Dataset records on visual material:
>>>

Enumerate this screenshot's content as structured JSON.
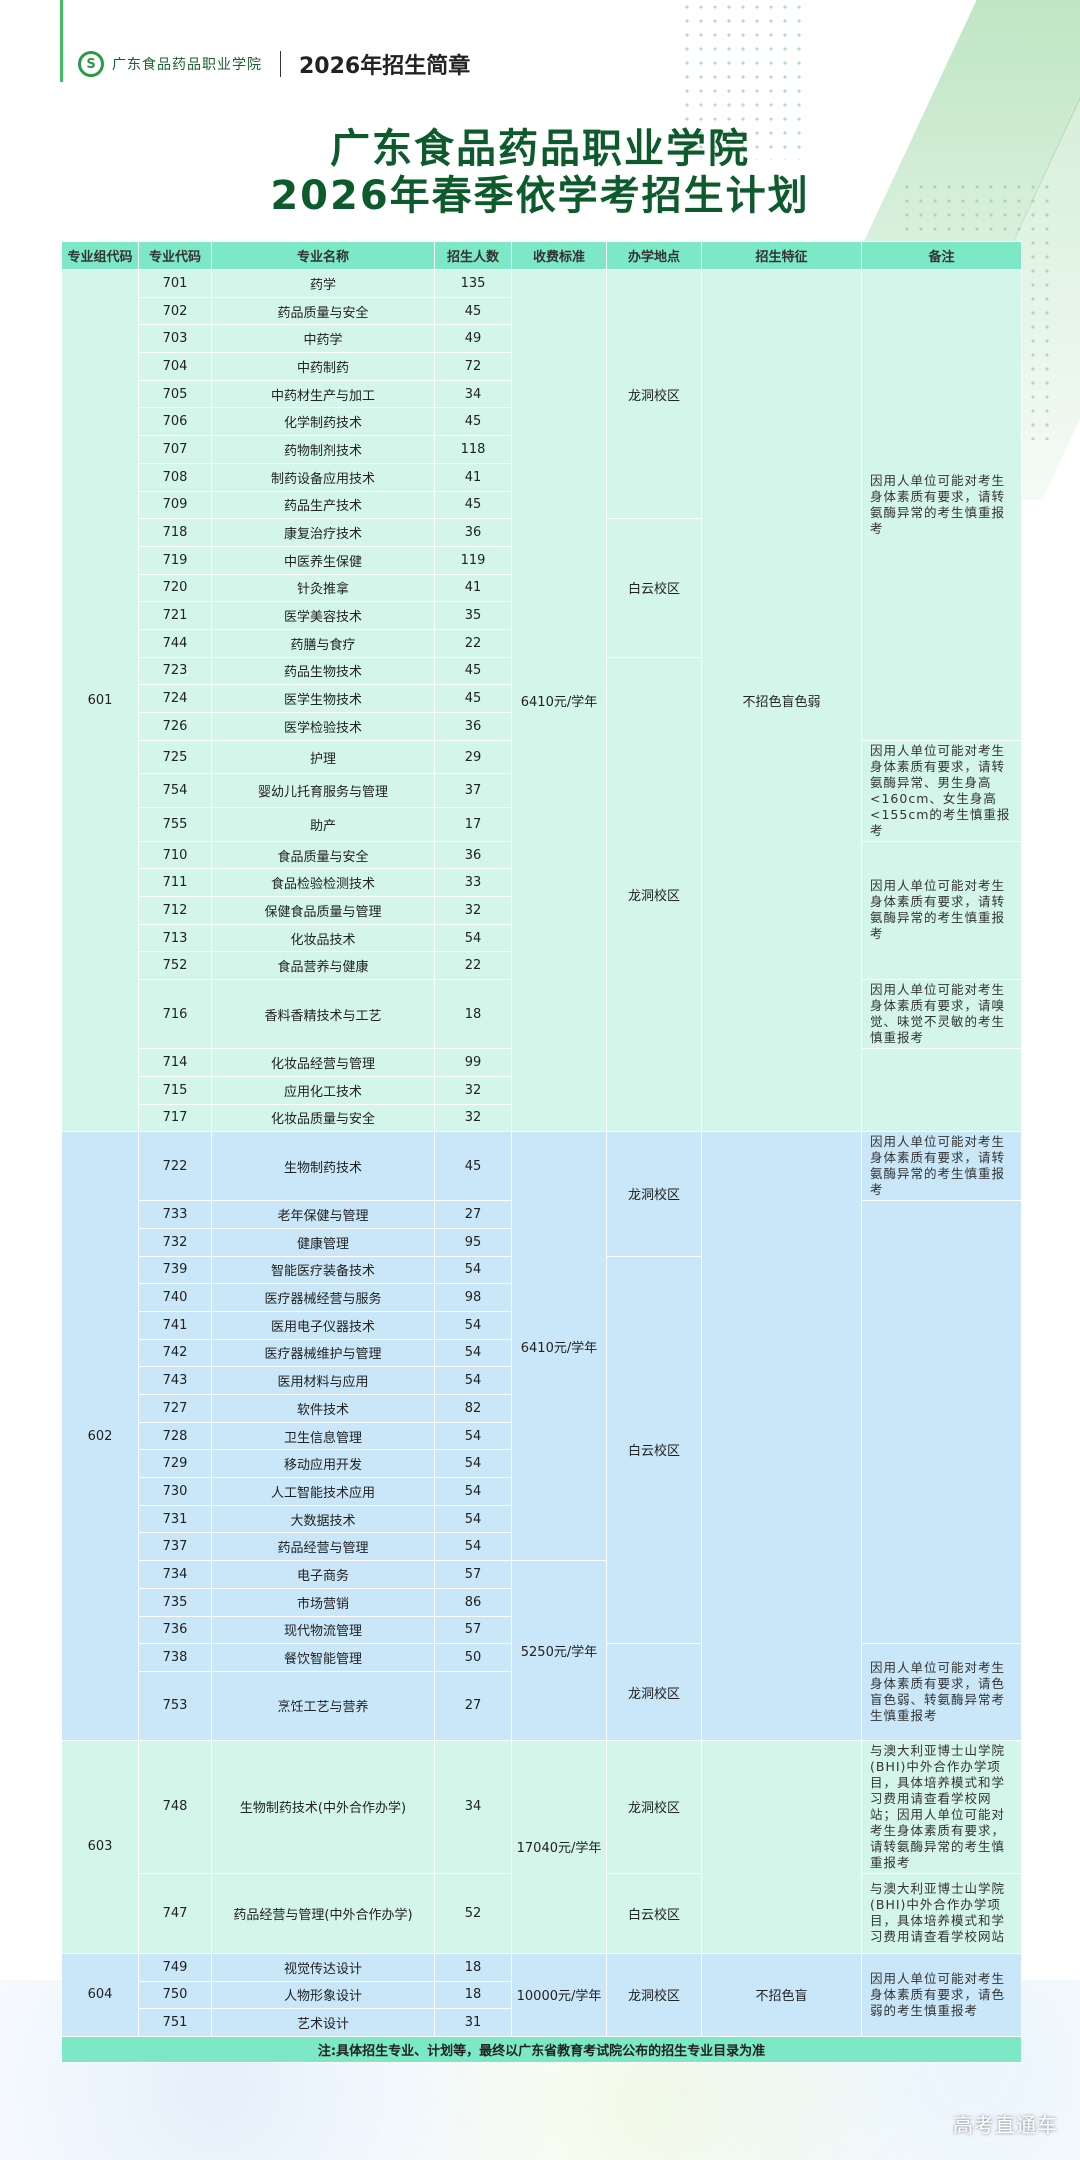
{
  "header": {
    "logo_text": "广东食品药品职业学院",
    "brochure": "2026年招生简章"
  },
  "title": {
    "line1": "广东食品药品职业学院",
    "line2": "2026年春季依学考招生计划"
  },
  "colors": {
    "header": "#7de8c5",
    "group_green": "#d3f5ea",
    "group_blue": "#c9e7f8",
    "title": "#0d5a2c"
  },
  "columns": [
    "专业组代码",
    "专业代码",
    "专业名称",
    "招生人数",
    "收费标准",
    "办学地点",
    "招生特征",
    "备注"
  ],
  "groups": [
    {
      "code": "601",
      "feature": "不招色盲色弱",
      "rows": [
        {
          "code": "701",
          "name": "药学",
          "count": "135",
          "fee": "6410元/学年",
          "campus": "龙洞校区",
          "remark": "因用人单位可能对考生身体素质有要求，请转氨酶异常的考生慎重报考"
        },
        {
          "code": "702",
          "name": "药品质量与安全",
          "count": "45",
          "fee": "6410元/学年",
          "campus": "龙洞校区",
          "remark": "因用人单位可能对考生身体素质有要求，请转氨酶异常的考生慎重报考"
        },
        {
          "code": "703",
          "name": "中药学",
          "count": "49",
          "fee": "6410元/学年",
          "campus": "龙洞校区",
          "remark": "因用人单位可能对考生身体素质有要求，请转氨酶异常的考生慎重报考"
        },
        {
          "code": "704",
          "name": "中药制药",
          "count": "72",
          "fee": "6410元/学年",
          "campus": "龙洞校区",
          "remark": "因用人单位可能对考生身体素质有要求，请转氨酶异常的考生慎重报考"
        },
        {
          "code": "705",
          "name": "中药材生产与加工",
          "count": "34",
          "fee": "6410元/学年",
          "campus": "龙洞校区",
          "remark": "因用人单位可能对考生身体素质有要求，请转氨酶异常的考生慎重报考"
        },
        {
          "code": "706",
          "name": "化学制药技术",
          "count": "45",
          "fee": "6410元/学年",
          "campus": "龙洞校区",
          "remark": "因用人单位可能对考生身体素质有要求，请转氨酶异常的考生慎重报考"
        },
        {
          "code": "707",
          "name": "药物制剂技术",
          "count": "118",
          "fee": "6410元/学年",
          "campus": "龙洞校区",
          "remark": "因用人单位可能对考生身体素质有要求，请转氨酶异常的考生慎重报考"
        },
        {
          "code": "708",
          "name": "制药设备应用技术",
          "count": "41",
          "fee": "6410元/学年",
          "campus": "龙洞校区",
          "remark": "因用人单位可能对考生身体素质有要求，请转氨酶异常的考生慎重报考"
        },
        {
          "code": "709",
          "name": "药品生产技术",
          "count": "45",
          "fee": "6410元/学年",
          "campus": "龙洞校区",
          "remark": "因用人单位可能对考生身体素质有要求，请转氨酶异常的考生慎重报考"
        },
        {
          "code": "718",
          "name": "康复治疗技术",
          "count": "36",
          "fee": "6410元/学年",
          "campus": "白云校区",
          "remark": "因用人单位可能对考生身体素质有要求，请转氨酶异常的考生慎重报考"
        },
        {
          "code": "719",
          "name": "中医养生保健",
          "count": "119",
          "fee": "6410元/学年",
          "campus": "白云校区",
          "remark": "因用人单位可能对考生身体素质有要求，请转氨酶异常的考生慎重报考"
        },
        {
          "code": "720",
          "name": "针灸推拿",
          "count": "41",
          "fee": "6410元/学年",
          "campus": "白云校区",
          "remark": "因用人单位可能对考生身体素质有要求，请转氨酶异常的考生慎重报考"
        },
        {
          "code": "721",
          "name": "医学美容技术",
          "count": "35",
          "fee": "6410元/学年",
          "campus": "白云校区",
          "remark": "因用人单位可能对考生身体素质有要求，请转氨酶异常的考生慎重报考"
        },
        {
          "code": "744",
          "name": "药膳与食疗",
          "count": "22",
          "fee": "6410元/学年",
          "campus": "白云校区",
          "remark": "因用人单位可能对考生身体素质有要求，请转氨酶异常的考生慎重报考"
        },
        {
          "code": "723",
          "name": "药品生物技术",
          "count": "45",
          "fee": "6410元/学年",
          "campus": "龙洞校区",
          "remark": "因用人单位可能对考生身体素质有要求，请转氨酶异常的考生慎重报考"
        },
        {
          "code": "724",
          "name": "医学生物技术",
          "count": "45",
          "fee": "6410元/学年",
          "campus": "龙洞校区",
          "remark": "因用人单位可能对考生身体素质有要求，请转氨酶异常的考生慎重报考"
        },
        {
          "code": "726",
          "name": "医学检验技术",
          "count": "36",
          "fee": "6410元/学年",
          "campus": "龙洞校区",
          "remark": "因用人单位可能对考生身体素质有要求，请转氨酶异常的考生慎重报考"
        },
        {
          "code": "725",
          "name": "护理",
          "count": "29",
          "fee": "6410元/学年",
          "campus": "龙洞校区",
          "remark": "因用人单位可能对考生身体素质有要求，请转氨酶异常、男生身高<160cm、女生身高<155cm的考生慎重报考"
        },
        {
          "code": "754",
          "name": "婴幼儿托育服务与管理",
          "count": "37",
          "fee": "6410元/学年",
          "campus": "龙洞校区",
          "remark": "因用人单位可能对考生身体素质有要求，请转氨酶异常、男生身高<160cm、女生身高<155cm的考生慎重报考"
        },
        {
          "code": "755",
          "name": "助产",
          "count": "17",
          "fee": "6410元/学年",
          "campus": "龙洞校区",
          "remark": "因用人单位可能对考生身体素质有要求，请转氨酶异常、男生身高<160cm、女生身高<155cm的考生慎重报考"
        },
        {
          "code": "710",
          "name": "食品质量与安全",
          "count": "36",
          "fee": "6410元/学年",
          "campus": "龙洞校区",
          "remark": "因用人单位可能对考生身体素质有要求，请转氨酶异常的考生慎重报考 "
        },
        {
          "code": "711",
          "name": "食品检验检测技术",
          "count": "33",
          "fee": "6410元/学年",
          "campus": "龙洞校区",
          "remark": "因用人单位可能对考生身体素质有要求，请转氨酶异常的考生慎重报考 "
        },
        {
          "code": "712",
          "name": "保健食品质量与管理",
          "count": "32",
          "fee": "6410元/学年",
          "campus": "龙洞校区",
          "remark": "因用人单位可能对考生身体素质有要求，请转氨酶异常的考生慎重报考 "
        },
        {
          "code": "713",
          "name": "化妆品技术",
          "count": "54",
          "fee": "6410元/学年",
          "campus": "龙洞校区",
          "remark": "因用人单位可能对考生身体素质有要求，请转氨酶异常的考生慎重报考 "
        },
        {
          "code": "752",
          "name": "食品营养与健康",
          "count": "22",
          "fee": "6410元/学年",
          "campus": "龙洞校区",
          "remark": "因用人单位可能对考生身体素质有要求，请转氨酶异常的考生慎重报考 "
        },
        {
          "code": "716",
          "name": "香料香精技术与工艺",
          "count": "18",
          "fee": "6410元/学年",
          "campus": "龙洞校区",
          "remark": "因用人单位可能对考生身体素质有要求，请嗅觉、味觉不灵敏的考生慎重报考"
        },
        {
          "code": "714",
          "name": "化妆品经营与管理",
          "count": "99",
          "fee": "6410元/学年",
          "campus": "龙洞校区",
          "remark": ""
        },
        {
          "code": "715",
          "name": "应用化工技术",
          "count": "32",
          "fee": "6410元/学年",
          "campus": "龙洞校区",
          "remark": ""
        },
        {
          "code": "717",
          "name": "化妆品质量与安全",
          "count": "32",
          "fee": "6410元/学年",
          "campus": "龙洞校区",
          "remark": ""
        }
      ]
    },
    {
      "code": "602",
      "feature": "",
      "rows": [
        {
          "code": "722",
          "name": "生物制药技术",
          "count": "45",
          "fee": "6410元/学年",
          "campus": "龙洞校区",
          "remark": "因用人单位可能对考生身体素质有要求，请转氨酶异常的考生慎重报考"
        },
        {
          "code": "733",
          "name": "老年保健与管理",
          "count": "27",
          "fee": "6410元/学年",
          "campus": "龙洞校区",
          "remark": ""
        },
        {
          "code": "732",
          "name": "健康管理",
          "count": "95",
          "fee": "6410元/学年",
          "campus": "龙洞校区",
          "remark": ""
        },
        {
          "code": "739",
          "name": "智能医疗装备技术",
          "count": "54",
          "fee": "6410元/学年",
          "campus": "白云校区",
          "remark": ""
        },
        {
          "code": "740",
          "name": "医疗器械经营与服务",
          "count": "98",
          "fee": "6410元/学年",
          "campus": "白云校区",
          "remark": ""
        },
        {
          "code": "741",
          "name": "医用电子仪器技术",
          "count": "54",
          "fee": "6410元/学年",
          "campus": "白云校区",
          "remark": ""
        },
        {
          "code": "742",
          "name": "医疗器械维护与管理",
          "count": "54",
          "fee": "6410元/学年",
          "campus": "白云校区",
          "remark": ""
        },
        {
          "code": "743",
          "name": "医用材料与应用",
          "count": "54",
          "fee": "6410元/学年",
          "campus": "白云校区",
          "remark": ""
        },
        {
          "code": "727",
          "name": "软件技术",
          "count": "82",
          "fee": "6410元/学年",
          "campus": "白云校区",
          "remark": ""
        },
        {
          "code": "728",
          "name": "卫生信息管理",
          "count": "54",
          "fee": "6410元/学年",
          "campus": "白云校区",
          "remark": ""
        },
        {
          "code": "729",
          "name": "移动应用开发",
          "count": "54",
          "fee": "6410元/学年",
          "campus": "白云校区",
          "remark": ""
        },
        {
          "code": "730",
          "name": "人工智能技术应用",
          "count": "54",
          "fee": "6410元/学年",
          "campus": "白云校区",
          "remark": ""
        },
        {
          "code": "731",
          "name": "大数据技术",
          "count": "54",
          "fee": "6410元/学年",
          "campus": "白云校区",
          "remark": ""
        },
        {
          "code": "737",
          "name": "药品经营与管理",
          "count": "54",
          "fee": "6410元/学年",
          "campus": "白云校区",
          "remark": ""
        },
        {
          "code": "734",
          "name": "电子商务",
          "count": "57",
          "fee": "5250元/学年",
          "campus": "白云校区",
          "remark": ""
        },
        {
          "code": "735",
          "name": "市场营销",
          "count": "86",
          "fee": "5250元/学年",
          "campus": "白云校区",
          "remark": ""
        },
        {
          "code": "736",
          "name": "现代物流管理",
          "count": "57",
          "fee": "5250元/学年",
          "campus": "白云校区",
          "remark": ""
        },
        {
          "code": "738",
          "name": "餐饮智能管理",
          "count": "50",
          "fee": "5250元/学年",
          "campus": "龙洞校区",
          "remark": "因用人单位可能对考生身体素质有要求，请色盲色弱、转氨酶异常考生慎重报考"
        },
        {
          "code": "753",
          "name": "烹饪工艺与营养",
          "count": "27",
          "fee": "5250元/学年",
          "campus": "龙洞校区",
          "remark": "因用人单位可能对考生身体素质有要求，请色盲色弱、转氨酶异常考生慎重报考"
        }
      ]
    },
    {
      "code": "603",
      "feature": "",
      "rows": [
        {
          "code": "748",
          "name": "生物制药技术(中外合作办学)",
          "count": "34",
          "fee": "17040元/学年",
          "campus": "龙洞校区",
          "remark": "与澳大利亚博士山学院(BHI)中外合作办学项目，具体培养模式和学习费用请查看学校网站；因用人单位可能对考生身体素质有要求，请转氨酶异常的考生慎重报考"
        },
        {
          "code": "747",
          "name": "药品经营与管理(中外合作办学)",
          "count": "52",
          "fee": "17040元/学年",
          "campus": "白云校区",
          "remark": "与澳大利亚博士山学院(BHI)中外合作办学项目，具体培养模式和学习费用请查看学校网站"
        }
      ]
    },
    {
      "code": "604",
      "feature": "不招色盲",
      "rows": [
        {
          "code": "749",
          "name": "视觉传达设计",
          "count": "18",
          "fee": "10000元/学年",
          "campus": "龙洞校区",
          "remark": "因用人单位可能对考生身体素质有要求，请色弱的考生慎重报考"
        },
        {
          "code": "750",
          "name": "人物形象设计",
          "count": "18",
          "fee": "10000元/学年",
          "campus": "龙洞校区",
          "remark": "因用人单位可能对考生身体素质有要求，请色弱的考生慎重报考"
        },
        {
          "code": "751",
          "name": "艺术设计",
          "count": "31",
          "fee": "10000元/学年",
          "campus": "龙洞校区",
          "remark": "因用人单位可能对考生身体素质有要求，请色弱的考生慎重报考"
        }
      ]
    }
  ],
  "footnote": "注:具体招生专业、计划等，最终以广东省教育考试院公布的招生专业目录为准",
  "watermark": "高考直通车"
}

<<<

**Task brief**
Lines containing "中外合作办学项目" are to be counted. State the total and add nothing.

**Result of this exercise**
2